* What this task involves
Work through the listing below and count the lines that hold "ylabel". Answer with the number alone.
---------------
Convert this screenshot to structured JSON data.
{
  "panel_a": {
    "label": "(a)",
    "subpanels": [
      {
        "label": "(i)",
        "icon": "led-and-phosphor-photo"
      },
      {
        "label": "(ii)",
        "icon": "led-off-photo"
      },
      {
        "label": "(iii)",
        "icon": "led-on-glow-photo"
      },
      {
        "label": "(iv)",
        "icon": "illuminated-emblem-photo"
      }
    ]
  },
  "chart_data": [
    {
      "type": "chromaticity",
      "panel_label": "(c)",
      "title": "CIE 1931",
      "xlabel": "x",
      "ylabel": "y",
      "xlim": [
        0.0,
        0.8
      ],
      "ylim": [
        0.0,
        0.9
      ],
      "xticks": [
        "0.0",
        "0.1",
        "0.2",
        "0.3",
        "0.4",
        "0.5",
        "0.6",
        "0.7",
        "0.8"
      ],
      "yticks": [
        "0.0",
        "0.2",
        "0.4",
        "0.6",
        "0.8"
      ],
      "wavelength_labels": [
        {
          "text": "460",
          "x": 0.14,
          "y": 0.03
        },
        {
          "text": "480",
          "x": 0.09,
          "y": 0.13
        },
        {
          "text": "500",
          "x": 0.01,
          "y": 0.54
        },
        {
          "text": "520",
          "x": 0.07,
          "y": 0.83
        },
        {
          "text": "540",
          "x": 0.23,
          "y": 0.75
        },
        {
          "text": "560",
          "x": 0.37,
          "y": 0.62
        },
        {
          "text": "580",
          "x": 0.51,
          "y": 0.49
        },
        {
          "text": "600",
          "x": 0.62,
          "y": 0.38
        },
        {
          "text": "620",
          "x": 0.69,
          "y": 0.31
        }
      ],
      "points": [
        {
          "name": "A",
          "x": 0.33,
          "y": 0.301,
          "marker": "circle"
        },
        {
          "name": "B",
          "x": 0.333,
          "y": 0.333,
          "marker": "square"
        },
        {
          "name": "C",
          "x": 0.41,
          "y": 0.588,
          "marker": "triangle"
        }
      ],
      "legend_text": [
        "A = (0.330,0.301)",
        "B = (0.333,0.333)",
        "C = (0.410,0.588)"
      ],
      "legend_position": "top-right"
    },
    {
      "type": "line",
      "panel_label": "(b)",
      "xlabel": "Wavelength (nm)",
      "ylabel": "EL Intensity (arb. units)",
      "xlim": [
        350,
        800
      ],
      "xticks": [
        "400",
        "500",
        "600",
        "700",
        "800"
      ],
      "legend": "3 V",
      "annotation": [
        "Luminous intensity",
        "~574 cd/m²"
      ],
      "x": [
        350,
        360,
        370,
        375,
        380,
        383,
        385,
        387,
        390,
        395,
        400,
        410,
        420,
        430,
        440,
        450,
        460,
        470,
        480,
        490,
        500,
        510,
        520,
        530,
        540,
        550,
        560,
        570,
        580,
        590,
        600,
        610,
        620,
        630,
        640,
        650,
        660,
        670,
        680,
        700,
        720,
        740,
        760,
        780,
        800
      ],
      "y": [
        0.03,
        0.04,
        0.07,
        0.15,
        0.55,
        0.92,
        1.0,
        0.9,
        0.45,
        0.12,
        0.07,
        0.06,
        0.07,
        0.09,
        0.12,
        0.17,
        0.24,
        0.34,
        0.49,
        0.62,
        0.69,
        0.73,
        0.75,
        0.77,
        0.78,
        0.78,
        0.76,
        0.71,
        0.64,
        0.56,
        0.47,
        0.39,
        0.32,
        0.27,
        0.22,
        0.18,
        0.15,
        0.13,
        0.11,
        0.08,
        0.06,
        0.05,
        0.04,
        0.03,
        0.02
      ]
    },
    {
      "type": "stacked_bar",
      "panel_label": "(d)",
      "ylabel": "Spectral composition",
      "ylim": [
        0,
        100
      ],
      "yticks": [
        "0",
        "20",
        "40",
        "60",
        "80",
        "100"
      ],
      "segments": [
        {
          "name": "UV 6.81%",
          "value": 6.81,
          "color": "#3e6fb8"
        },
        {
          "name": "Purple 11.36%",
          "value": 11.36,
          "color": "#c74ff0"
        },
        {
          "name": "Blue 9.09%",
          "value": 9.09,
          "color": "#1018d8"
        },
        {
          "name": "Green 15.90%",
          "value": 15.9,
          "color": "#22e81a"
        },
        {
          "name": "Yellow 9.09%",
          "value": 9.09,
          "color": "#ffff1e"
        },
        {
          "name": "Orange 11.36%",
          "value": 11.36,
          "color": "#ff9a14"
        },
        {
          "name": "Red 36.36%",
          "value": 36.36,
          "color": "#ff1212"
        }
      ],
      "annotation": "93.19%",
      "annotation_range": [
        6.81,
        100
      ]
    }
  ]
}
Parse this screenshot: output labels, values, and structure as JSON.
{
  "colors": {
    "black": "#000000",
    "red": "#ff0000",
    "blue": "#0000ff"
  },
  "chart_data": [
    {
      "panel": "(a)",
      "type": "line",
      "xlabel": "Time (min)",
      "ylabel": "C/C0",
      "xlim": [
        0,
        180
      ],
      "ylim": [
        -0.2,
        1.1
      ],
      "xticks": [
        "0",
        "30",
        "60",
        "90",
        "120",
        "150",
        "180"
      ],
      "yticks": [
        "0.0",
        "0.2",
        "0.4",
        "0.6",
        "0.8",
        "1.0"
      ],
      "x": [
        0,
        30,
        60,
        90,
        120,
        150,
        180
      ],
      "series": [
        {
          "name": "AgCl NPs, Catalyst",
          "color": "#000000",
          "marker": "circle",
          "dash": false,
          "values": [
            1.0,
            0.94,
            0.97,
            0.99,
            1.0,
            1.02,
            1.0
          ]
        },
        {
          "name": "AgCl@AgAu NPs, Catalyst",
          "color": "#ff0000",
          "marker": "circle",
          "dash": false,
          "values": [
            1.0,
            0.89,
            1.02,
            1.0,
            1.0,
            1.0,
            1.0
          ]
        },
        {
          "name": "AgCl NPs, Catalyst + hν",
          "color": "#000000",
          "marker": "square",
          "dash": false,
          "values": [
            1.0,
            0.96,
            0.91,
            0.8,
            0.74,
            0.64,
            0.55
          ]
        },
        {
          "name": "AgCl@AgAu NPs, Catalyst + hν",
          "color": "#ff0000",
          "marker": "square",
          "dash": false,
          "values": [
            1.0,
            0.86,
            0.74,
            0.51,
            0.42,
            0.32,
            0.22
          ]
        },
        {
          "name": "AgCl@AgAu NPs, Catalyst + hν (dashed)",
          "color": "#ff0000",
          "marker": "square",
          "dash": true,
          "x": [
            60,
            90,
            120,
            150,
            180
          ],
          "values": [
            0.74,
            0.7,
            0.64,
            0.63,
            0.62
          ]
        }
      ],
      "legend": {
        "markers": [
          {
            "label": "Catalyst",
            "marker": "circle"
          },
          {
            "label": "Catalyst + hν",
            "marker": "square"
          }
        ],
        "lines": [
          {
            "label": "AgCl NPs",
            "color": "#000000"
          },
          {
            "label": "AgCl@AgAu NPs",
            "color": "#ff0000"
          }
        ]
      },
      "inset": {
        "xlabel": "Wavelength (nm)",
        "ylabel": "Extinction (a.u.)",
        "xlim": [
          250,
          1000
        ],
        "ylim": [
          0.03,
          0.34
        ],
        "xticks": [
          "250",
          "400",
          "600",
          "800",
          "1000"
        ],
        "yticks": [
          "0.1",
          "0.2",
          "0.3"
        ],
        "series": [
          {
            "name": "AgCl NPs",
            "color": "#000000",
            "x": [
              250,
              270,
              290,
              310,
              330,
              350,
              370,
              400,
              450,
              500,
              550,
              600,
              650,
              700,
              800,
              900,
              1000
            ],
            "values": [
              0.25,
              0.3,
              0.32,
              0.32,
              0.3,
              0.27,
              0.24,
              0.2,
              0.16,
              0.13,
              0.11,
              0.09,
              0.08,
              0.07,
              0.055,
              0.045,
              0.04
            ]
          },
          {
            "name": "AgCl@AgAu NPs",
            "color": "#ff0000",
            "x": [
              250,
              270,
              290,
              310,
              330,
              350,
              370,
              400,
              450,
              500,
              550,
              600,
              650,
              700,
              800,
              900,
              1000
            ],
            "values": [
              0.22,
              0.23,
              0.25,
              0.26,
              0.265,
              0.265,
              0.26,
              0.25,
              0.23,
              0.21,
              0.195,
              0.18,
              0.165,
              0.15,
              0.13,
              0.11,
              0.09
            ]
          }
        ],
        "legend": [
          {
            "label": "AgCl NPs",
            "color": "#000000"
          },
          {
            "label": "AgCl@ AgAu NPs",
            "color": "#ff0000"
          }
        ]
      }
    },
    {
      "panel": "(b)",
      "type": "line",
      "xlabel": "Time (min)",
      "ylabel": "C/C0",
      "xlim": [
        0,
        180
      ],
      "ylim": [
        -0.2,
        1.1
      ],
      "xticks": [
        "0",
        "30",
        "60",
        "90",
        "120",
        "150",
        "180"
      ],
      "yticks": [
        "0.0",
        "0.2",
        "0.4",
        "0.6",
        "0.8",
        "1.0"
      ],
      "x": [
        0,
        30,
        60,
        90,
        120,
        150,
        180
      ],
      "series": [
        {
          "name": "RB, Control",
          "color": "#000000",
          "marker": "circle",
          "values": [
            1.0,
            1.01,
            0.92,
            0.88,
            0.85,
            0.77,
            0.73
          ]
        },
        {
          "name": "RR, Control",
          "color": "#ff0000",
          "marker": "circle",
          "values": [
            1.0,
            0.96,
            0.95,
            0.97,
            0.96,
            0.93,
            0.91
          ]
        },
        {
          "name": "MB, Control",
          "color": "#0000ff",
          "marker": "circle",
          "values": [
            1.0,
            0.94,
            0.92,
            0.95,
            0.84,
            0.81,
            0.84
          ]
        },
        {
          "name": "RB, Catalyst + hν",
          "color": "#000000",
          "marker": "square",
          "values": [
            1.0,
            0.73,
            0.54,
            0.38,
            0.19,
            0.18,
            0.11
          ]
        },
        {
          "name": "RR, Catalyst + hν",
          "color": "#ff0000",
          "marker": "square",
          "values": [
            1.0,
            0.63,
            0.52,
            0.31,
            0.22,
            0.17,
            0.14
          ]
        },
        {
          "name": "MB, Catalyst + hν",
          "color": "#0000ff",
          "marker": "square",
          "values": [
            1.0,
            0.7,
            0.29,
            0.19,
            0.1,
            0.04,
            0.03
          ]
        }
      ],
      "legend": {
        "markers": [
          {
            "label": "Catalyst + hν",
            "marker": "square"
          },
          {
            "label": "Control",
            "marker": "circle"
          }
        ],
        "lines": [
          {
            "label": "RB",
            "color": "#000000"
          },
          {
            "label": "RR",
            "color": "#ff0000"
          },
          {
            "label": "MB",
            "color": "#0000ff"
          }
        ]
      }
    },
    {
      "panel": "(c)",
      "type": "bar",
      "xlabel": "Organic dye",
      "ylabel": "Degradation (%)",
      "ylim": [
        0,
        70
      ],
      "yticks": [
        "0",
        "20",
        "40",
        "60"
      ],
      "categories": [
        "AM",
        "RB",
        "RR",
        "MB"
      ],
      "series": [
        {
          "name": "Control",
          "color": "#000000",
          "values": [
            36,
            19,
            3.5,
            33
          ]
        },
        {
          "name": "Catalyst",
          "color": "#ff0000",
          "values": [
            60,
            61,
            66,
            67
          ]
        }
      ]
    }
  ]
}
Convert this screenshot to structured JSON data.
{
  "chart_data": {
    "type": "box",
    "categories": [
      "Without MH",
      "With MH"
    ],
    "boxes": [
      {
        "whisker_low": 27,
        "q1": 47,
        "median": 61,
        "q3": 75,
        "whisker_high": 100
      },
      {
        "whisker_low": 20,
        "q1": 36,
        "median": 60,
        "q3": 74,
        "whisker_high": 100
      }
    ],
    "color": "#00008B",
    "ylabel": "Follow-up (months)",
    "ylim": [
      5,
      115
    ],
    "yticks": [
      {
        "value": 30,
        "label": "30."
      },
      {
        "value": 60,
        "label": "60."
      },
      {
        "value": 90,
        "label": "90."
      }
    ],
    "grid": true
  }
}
---------------
* Written answer
8